◆ Objective
Starting with the line that holds "Transcribe this image's", repeat each line through the last one below, exactly. Pictures stay out.

::: Record list

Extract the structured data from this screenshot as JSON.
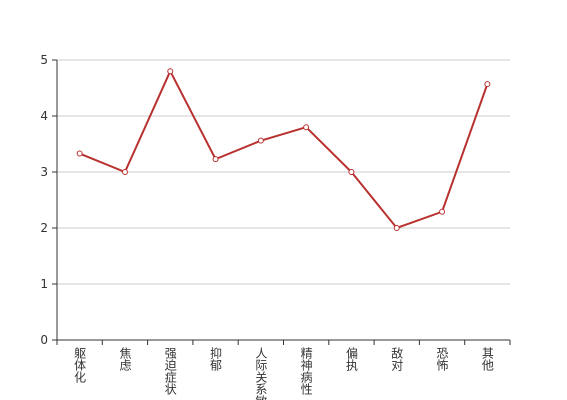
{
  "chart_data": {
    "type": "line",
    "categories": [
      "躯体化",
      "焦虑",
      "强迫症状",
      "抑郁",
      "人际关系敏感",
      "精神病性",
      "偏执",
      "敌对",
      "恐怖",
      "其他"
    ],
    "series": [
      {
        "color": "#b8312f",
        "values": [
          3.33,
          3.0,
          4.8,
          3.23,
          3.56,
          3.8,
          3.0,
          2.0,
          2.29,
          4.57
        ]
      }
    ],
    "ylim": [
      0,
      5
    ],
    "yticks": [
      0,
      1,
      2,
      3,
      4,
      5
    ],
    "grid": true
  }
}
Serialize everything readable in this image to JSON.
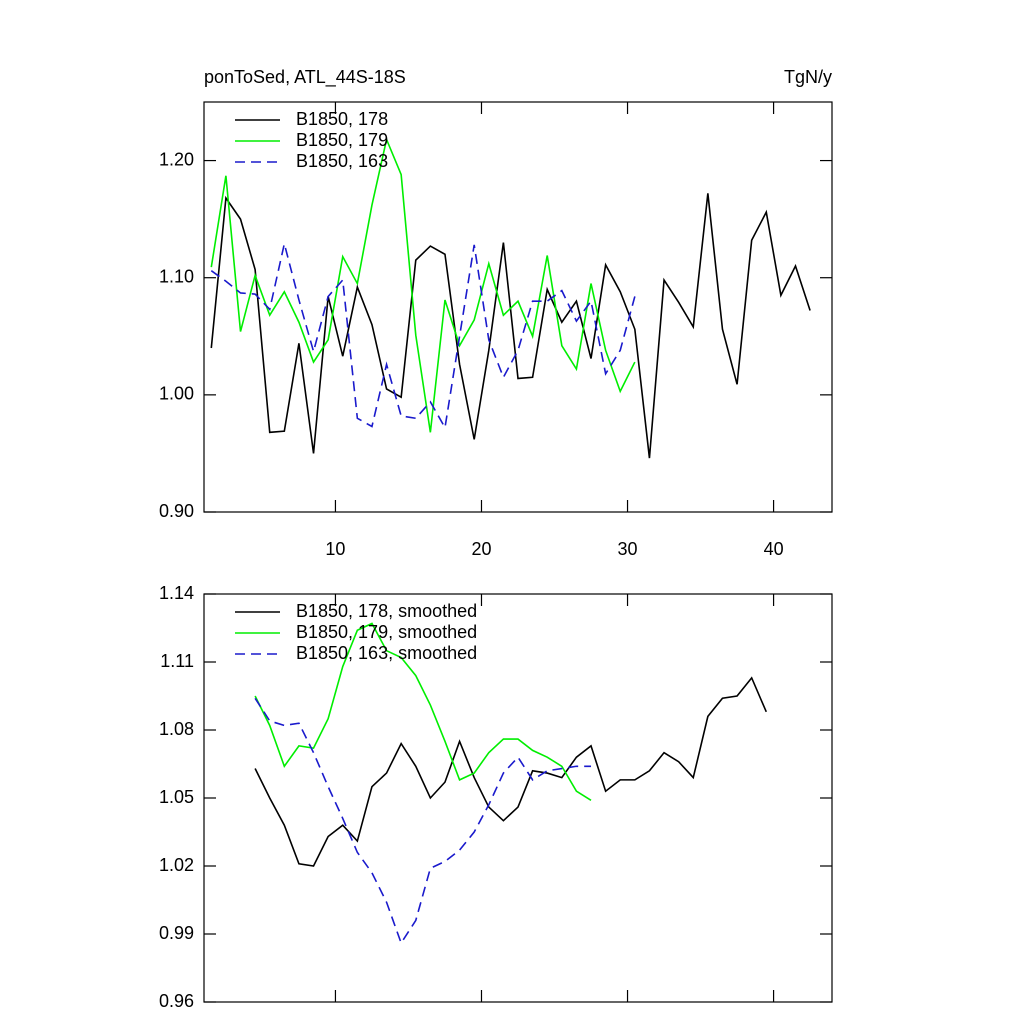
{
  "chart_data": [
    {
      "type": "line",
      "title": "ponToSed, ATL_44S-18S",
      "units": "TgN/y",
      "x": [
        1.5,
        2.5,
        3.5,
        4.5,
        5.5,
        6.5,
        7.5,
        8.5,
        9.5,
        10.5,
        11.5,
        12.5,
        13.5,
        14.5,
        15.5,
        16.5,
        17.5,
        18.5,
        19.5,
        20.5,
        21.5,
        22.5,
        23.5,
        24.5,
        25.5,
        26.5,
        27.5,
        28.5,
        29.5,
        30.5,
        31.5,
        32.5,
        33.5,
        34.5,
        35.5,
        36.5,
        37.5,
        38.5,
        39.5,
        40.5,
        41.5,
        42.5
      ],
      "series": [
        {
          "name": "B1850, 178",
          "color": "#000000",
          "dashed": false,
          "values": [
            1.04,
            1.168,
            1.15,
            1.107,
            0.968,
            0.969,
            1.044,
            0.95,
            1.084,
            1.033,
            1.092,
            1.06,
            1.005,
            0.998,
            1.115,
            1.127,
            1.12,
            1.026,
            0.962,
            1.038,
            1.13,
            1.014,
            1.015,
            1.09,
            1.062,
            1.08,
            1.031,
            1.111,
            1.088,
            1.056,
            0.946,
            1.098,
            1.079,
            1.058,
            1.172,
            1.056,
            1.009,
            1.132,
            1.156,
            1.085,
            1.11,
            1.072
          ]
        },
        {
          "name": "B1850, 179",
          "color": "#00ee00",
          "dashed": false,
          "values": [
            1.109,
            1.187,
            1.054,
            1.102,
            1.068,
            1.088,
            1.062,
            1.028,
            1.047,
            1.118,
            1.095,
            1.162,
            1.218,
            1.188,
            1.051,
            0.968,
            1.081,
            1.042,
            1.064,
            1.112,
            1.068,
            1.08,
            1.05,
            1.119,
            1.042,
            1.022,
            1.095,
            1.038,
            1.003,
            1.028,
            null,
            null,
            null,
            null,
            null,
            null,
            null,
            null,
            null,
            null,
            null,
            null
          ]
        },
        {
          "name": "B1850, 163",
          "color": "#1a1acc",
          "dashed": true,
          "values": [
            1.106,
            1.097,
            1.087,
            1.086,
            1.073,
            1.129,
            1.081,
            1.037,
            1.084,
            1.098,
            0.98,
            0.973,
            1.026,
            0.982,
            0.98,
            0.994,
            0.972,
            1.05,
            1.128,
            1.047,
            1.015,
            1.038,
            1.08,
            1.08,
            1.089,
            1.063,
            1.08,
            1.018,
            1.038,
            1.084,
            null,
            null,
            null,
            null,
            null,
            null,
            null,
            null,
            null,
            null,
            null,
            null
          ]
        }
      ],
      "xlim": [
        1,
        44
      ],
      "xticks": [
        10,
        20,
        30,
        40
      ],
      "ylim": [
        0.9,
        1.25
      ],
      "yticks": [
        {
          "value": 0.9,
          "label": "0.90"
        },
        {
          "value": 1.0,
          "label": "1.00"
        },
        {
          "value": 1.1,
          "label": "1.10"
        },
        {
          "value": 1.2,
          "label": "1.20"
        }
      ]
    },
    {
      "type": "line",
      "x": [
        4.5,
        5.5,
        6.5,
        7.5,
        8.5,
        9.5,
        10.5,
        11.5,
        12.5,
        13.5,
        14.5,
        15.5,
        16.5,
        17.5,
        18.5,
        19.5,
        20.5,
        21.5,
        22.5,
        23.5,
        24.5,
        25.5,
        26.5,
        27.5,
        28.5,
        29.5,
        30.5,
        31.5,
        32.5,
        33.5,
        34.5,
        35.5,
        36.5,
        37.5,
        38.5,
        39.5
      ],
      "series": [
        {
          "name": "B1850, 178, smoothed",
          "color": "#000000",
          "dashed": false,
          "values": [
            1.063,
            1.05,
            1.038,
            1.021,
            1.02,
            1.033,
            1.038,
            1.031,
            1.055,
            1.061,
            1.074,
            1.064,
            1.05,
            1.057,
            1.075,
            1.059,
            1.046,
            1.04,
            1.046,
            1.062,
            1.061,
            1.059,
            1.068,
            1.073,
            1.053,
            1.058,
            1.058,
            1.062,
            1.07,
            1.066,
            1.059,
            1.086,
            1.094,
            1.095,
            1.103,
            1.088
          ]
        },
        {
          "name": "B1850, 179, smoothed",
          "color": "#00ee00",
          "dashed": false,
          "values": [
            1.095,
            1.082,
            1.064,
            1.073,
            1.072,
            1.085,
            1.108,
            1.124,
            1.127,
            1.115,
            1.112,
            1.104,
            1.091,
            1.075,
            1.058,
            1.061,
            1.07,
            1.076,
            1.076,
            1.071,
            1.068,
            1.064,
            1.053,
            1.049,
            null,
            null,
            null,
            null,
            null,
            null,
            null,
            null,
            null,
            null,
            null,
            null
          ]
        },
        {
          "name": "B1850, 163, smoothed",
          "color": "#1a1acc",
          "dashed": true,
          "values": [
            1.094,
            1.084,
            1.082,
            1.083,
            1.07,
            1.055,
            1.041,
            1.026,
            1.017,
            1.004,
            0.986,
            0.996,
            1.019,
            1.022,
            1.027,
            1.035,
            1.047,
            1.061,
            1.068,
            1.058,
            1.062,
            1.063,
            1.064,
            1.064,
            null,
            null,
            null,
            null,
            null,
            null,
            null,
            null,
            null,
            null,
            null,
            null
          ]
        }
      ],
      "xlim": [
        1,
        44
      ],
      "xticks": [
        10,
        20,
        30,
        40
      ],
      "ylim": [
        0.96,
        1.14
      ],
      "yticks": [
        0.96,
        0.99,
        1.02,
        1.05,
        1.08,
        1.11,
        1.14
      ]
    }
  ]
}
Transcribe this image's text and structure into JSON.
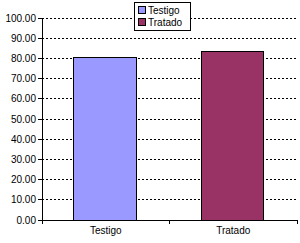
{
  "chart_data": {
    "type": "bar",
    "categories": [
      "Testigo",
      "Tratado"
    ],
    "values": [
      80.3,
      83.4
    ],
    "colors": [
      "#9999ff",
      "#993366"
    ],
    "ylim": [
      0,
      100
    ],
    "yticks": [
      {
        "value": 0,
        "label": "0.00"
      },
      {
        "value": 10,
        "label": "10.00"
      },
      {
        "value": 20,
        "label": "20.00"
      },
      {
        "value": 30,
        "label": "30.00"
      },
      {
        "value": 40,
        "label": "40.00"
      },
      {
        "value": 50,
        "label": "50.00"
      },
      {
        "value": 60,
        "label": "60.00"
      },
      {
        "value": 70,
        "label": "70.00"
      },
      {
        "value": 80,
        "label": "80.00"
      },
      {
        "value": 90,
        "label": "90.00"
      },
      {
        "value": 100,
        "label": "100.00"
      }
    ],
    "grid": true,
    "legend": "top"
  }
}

::::::

◆ Answer for this exercise
Transcribe this image's text and structure into JSON.
{
  "chart_data": {
    "type": "bar",
    "categories": [
      "Testigo",
      "Tratado"
    ],
    "values": [
      80.3,
      83.4
    ],
    "colors": [
      "#9999ff",
      "#993366"
    ],
    "ylim": [
      0,
      100
    ],
    "yticks": [
      {
        "value": 0,
        "label": "0.00"
      },
      {
        "value": 10,
        "label": "10.00"
      },
      {
        "value": 20,
        "label": "20.00"
      },
      {
        "value": 30,
        "label": "30.00"
      },
      {
        "value": 40,
        "label": "40.00"
      },
      {
        "value": 50,
        "label": "50.00"
      },
      {
        "value": 60,
        "label": "60.00"
      },
      {
        "value": 70,
        "label": "70.00"
      },
      {
        "value": 80,
        "label": "80.00"
      },
      {
        "value": 90,
        "label": "90.00"
      },
      {
        "value": 100,
        "label": "100.00"
      }
    ],
    "grid": true,
    "legend": "top"
  }
}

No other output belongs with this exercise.